■ Provided material ■
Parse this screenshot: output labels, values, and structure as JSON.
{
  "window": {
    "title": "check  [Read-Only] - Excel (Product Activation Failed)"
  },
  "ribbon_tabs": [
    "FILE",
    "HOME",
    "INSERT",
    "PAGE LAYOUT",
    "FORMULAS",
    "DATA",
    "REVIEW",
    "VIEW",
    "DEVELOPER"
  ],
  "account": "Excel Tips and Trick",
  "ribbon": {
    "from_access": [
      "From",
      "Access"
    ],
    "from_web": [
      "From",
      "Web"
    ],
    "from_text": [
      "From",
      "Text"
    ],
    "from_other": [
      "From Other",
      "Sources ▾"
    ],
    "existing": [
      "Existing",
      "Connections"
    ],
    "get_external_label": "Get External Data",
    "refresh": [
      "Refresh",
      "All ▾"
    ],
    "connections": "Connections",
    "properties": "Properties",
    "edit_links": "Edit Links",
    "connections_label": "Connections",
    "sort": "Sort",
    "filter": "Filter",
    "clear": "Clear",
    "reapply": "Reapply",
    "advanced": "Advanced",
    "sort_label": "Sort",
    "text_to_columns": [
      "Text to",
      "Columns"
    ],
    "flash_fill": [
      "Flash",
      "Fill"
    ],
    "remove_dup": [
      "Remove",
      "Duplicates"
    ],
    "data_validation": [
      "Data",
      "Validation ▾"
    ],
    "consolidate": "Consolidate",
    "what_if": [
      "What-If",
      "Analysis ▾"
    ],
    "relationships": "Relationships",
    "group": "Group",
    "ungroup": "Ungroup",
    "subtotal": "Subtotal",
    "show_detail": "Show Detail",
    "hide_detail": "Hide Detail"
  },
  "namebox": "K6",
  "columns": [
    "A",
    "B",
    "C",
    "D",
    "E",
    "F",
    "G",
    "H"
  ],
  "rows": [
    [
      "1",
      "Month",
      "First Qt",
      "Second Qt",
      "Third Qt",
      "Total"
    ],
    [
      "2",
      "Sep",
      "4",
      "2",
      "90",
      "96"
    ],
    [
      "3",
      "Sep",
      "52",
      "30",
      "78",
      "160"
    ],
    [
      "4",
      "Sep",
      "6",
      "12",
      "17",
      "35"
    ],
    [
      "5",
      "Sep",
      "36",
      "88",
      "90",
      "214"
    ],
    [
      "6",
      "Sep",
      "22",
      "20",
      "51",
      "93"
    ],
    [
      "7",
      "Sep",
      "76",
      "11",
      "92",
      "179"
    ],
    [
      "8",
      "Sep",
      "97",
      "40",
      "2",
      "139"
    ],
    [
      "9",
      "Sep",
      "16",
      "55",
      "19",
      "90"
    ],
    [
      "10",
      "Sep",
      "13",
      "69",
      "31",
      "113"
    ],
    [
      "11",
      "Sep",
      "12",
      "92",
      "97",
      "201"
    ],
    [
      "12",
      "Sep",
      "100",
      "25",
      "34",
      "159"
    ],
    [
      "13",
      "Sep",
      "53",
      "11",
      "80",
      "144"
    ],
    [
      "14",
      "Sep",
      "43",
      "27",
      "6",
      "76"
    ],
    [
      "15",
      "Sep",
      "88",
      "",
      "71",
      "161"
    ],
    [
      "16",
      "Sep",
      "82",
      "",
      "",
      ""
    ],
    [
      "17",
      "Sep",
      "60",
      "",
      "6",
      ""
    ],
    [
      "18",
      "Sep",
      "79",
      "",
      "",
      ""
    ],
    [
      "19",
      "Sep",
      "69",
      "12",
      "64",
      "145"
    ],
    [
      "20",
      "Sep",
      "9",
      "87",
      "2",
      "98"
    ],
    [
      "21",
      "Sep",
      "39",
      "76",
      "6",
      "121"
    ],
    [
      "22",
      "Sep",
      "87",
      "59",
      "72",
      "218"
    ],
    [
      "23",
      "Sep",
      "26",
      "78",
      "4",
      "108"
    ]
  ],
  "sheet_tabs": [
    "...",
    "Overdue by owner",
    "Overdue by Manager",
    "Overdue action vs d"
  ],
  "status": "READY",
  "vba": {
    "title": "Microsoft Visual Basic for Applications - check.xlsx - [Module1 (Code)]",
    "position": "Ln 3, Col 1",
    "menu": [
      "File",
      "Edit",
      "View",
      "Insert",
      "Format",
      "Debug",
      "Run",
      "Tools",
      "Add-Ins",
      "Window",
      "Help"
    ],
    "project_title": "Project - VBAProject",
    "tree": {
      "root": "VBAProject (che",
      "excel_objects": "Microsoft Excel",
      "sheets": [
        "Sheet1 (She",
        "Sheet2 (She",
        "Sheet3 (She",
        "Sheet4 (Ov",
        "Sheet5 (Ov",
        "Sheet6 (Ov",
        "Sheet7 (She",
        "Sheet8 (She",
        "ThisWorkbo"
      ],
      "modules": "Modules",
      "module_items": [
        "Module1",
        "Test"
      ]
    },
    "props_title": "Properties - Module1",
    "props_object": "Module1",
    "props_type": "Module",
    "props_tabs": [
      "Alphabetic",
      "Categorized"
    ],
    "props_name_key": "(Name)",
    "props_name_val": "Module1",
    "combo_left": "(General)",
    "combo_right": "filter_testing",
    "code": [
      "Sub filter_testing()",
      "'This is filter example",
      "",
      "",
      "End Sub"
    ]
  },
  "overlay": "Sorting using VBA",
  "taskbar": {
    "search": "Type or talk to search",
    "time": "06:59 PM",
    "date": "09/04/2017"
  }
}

■ Task to carry out ■
Find all the lines containing "Detail" in the material, then copy them.

■ Task output ■
    "show_detail": "Show Detail",
    "hide_detail": "Hide Detail"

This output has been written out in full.